_Dataset records_:
━━━━━━━━━━
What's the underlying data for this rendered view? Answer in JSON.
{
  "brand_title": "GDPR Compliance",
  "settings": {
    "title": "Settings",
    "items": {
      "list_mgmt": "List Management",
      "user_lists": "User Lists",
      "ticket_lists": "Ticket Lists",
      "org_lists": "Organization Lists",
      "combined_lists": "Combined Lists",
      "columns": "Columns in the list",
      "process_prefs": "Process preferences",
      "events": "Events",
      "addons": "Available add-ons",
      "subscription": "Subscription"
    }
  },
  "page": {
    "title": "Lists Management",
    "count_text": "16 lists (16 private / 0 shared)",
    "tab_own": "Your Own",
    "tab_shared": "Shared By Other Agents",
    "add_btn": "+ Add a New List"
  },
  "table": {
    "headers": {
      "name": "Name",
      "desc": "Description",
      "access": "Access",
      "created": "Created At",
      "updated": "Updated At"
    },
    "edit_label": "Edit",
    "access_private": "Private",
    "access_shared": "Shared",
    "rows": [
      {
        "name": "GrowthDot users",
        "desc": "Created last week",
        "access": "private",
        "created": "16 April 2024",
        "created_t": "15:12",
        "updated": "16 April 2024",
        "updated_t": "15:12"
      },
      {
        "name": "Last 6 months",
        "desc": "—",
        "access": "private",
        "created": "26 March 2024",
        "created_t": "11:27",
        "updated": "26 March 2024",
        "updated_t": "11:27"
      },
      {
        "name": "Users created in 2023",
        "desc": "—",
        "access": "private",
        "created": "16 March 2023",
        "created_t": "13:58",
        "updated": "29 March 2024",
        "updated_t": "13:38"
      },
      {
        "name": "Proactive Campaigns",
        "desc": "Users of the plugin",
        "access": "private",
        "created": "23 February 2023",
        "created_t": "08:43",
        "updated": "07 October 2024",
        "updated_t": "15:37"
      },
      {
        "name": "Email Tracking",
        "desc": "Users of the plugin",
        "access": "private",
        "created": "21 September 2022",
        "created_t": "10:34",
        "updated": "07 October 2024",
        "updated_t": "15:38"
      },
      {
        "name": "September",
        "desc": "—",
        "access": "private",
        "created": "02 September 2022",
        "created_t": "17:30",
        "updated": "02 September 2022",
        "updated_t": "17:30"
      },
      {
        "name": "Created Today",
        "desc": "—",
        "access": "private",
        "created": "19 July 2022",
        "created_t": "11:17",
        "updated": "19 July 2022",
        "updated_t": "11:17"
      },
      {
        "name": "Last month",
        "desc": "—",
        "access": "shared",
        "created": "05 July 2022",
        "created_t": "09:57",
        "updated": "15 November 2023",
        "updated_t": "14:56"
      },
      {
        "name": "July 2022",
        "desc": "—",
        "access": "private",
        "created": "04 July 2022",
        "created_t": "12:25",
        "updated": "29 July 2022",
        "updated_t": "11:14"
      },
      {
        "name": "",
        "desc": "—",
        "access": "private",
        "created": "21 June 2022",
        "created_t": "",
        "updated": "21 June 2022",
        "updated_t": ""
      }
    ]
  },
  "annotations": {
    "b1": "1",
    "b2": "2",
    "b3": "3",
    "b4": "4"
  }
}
━━━━━━━━━━
_TASK TO CARRY OUT_: Look through the lines above and collect those with the word "June".

_EXERCISE OUTPUT_:
        "created": "21 June 2022",
        "updated": "21 June 2022",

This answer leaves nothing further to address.